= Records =
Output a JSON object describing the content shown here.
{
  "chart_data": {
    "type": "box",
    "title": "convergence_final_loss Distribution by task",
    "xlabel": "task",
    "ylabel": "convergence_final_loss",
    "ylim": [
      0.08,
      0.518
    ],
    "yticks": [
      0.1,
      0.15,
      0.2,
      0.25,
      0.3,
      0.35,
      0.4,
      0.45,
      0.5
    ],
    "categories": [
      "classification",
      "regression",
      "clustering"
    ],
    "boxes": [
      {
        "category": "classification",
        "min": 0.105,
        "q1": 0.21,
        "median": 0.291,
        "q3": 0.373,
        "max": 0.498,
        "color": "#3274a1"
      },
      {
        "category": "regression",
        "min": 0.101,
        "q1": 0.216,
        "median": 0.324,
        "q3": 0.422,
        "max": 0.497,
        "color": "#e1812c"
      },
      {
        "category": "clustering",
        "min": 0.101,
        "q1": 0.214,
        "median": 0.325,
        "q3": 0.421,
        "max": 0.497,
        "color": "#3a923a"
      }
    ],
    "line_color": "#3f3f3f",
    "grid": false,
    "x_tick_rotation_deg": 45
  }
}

= GIVEN PROBLEM =
From the listing above, collect every line that mentions the word "classification".

= RESULT =
      "classification",
        "category": "classification",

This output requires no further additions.